→ Records supplied:
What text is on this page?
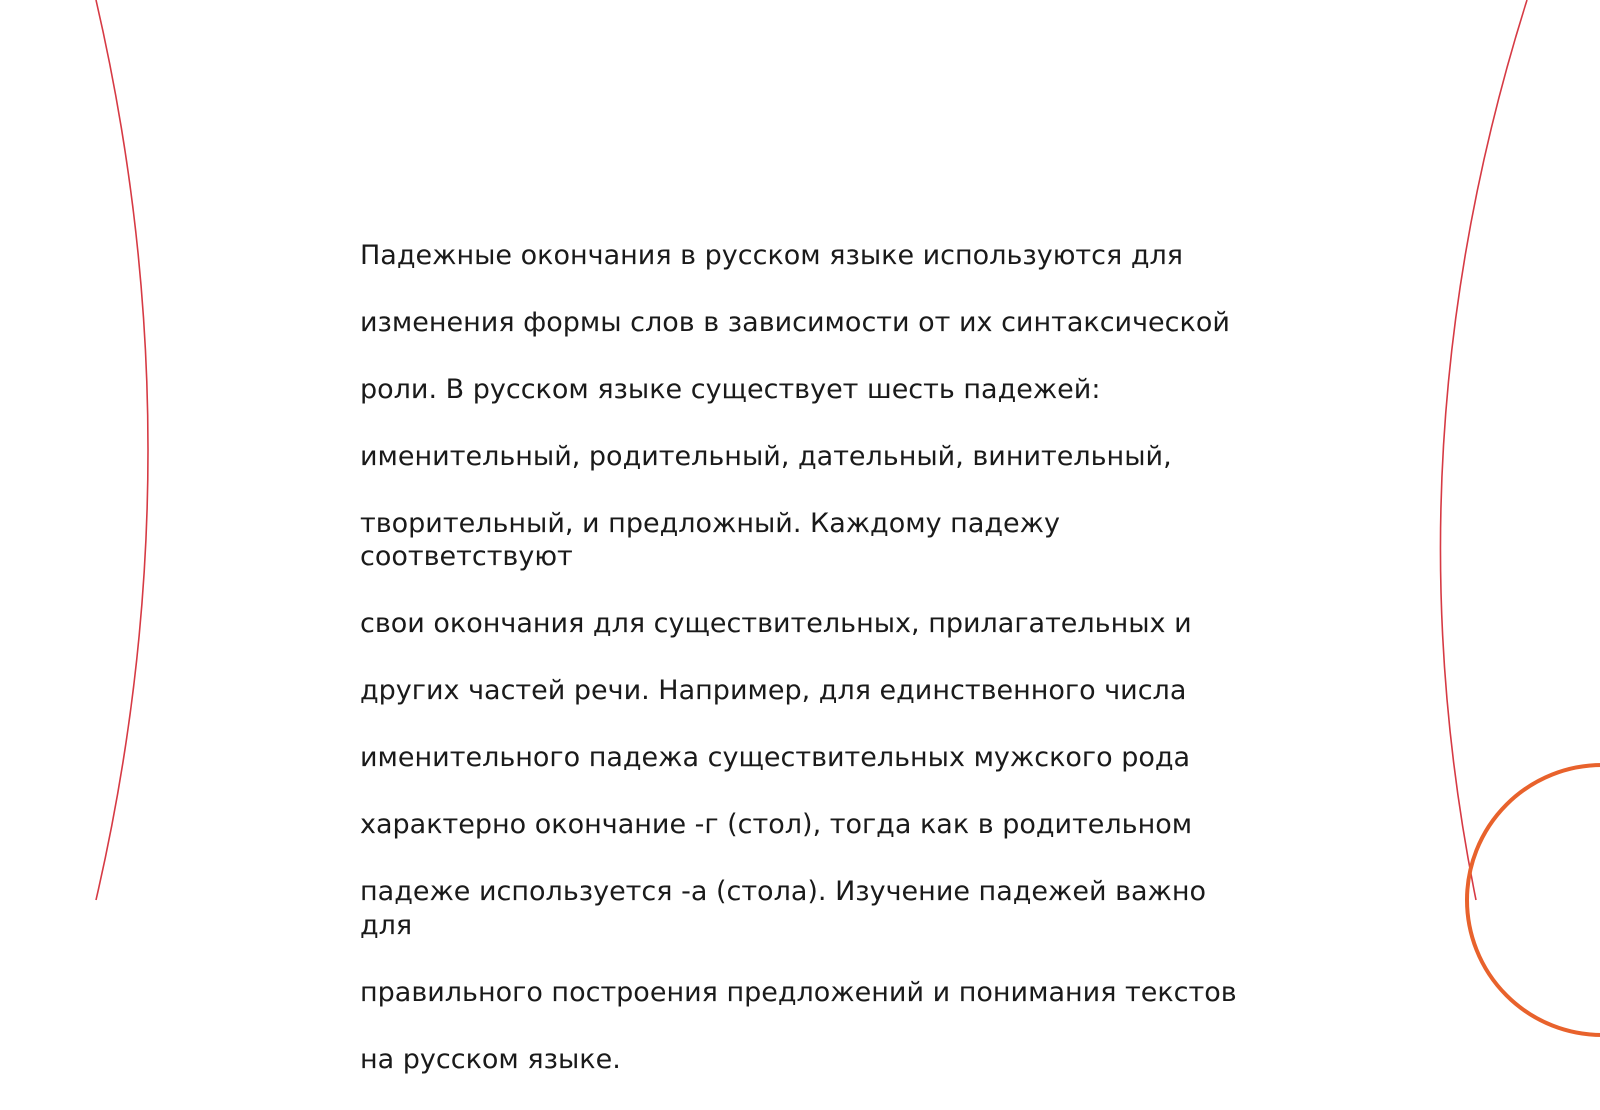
Падежные окончания в русском языке используются для

изменения формы слов в зависимости от их синтаксической

роли. В русском языке существует шесть падежей:

именительный, родительный, дательный, винительный,

творительный, и предложный. Каждому падежу соответствуют

свои окончания для существительных, прилагательных и

других частей речи. Например, для единственного числа

именительного падежа существительных мужского рода

характерно окончание -г (стол), тогда как в родительном

падеже используется -а (стола). Изучение падежей важно для

правильного построения предложений и понимания текстов

на русском языке.
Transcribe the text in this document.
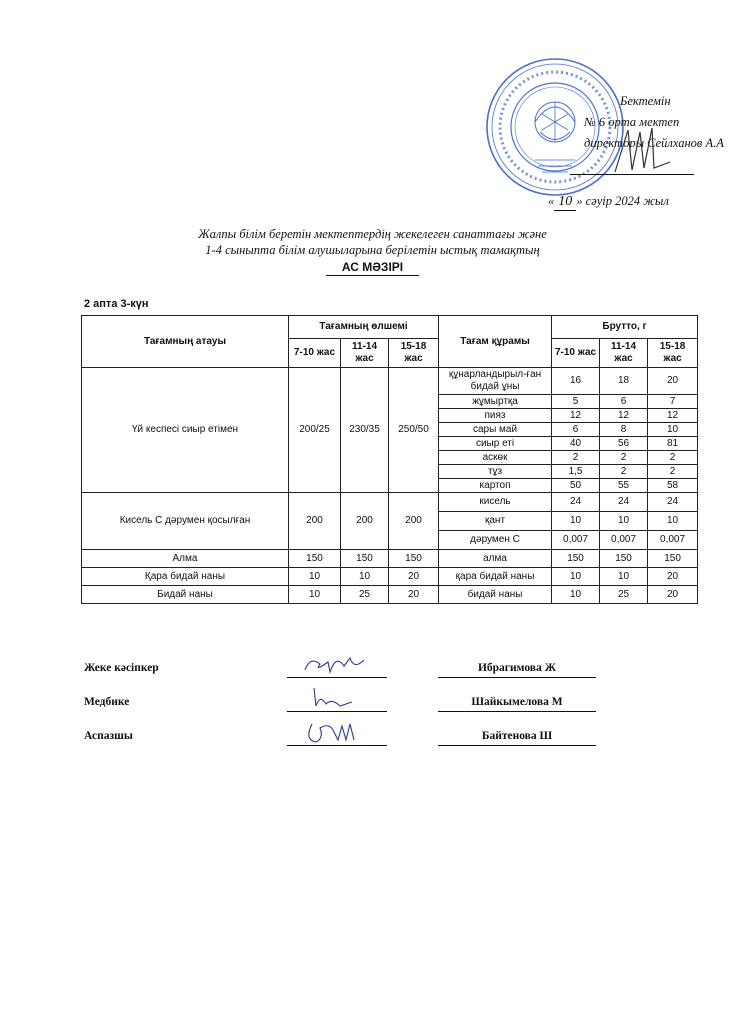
Бектемін
№ 6 орта мектеп
директоры Сейлханов А.А
« 10 » сәуір 2024 жыл
Жалпы білім беретін мектептердің жекелеген санаттағы және
1-4 сыныпта білім алушыларына берілетін ыстық тамақтың
АС МӘЗІРІ
2 апта 3-күн
Тағамның атауы	Тағамның өлшемі			Тағам құрамы	Брутто, г		
	7-10 жас	11-14 жас	15-18 жас		7-10 жас	11-14 жас	15-18 жас
Үй кеспесі сиыр етімен	200/25	230/35	250/50	құнарландырыл-ған бидай ұны	16	18	20
				жұмыртқа	5	6	7
				пияз	12	12	12
				сары май	6	8	10
				сиыр еті	40	56	81
				аскөк	2	2	2
				тұз	1,5	2	2
				картоп	50	55	58
Кисель С дәрумен қосылған	200	200	200	кисель	24	24	24
				қант	10	10	10
				дәрумен С	0,007	0,007	0,007
Алма	150	150	150	алма	150	150	150
Қара бидай наны	10	10	20	қара бидай наны	10	10	20
Бидай наны	10	25	20	бидай наны	10	25	20
Жеке кәсіпкер	Ибрагимова Ж
Медбике	Шайкымелова М
Аспазшы	Байтенова Ш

→ Short problem: Report back each line of the entries that holds the string "білім".

→ Task answer:
Жалпы білім беретін мектептердің жекелеген санаттағы және
1-4 сыныпта білім алушыларына берілетін ыстық тамақтың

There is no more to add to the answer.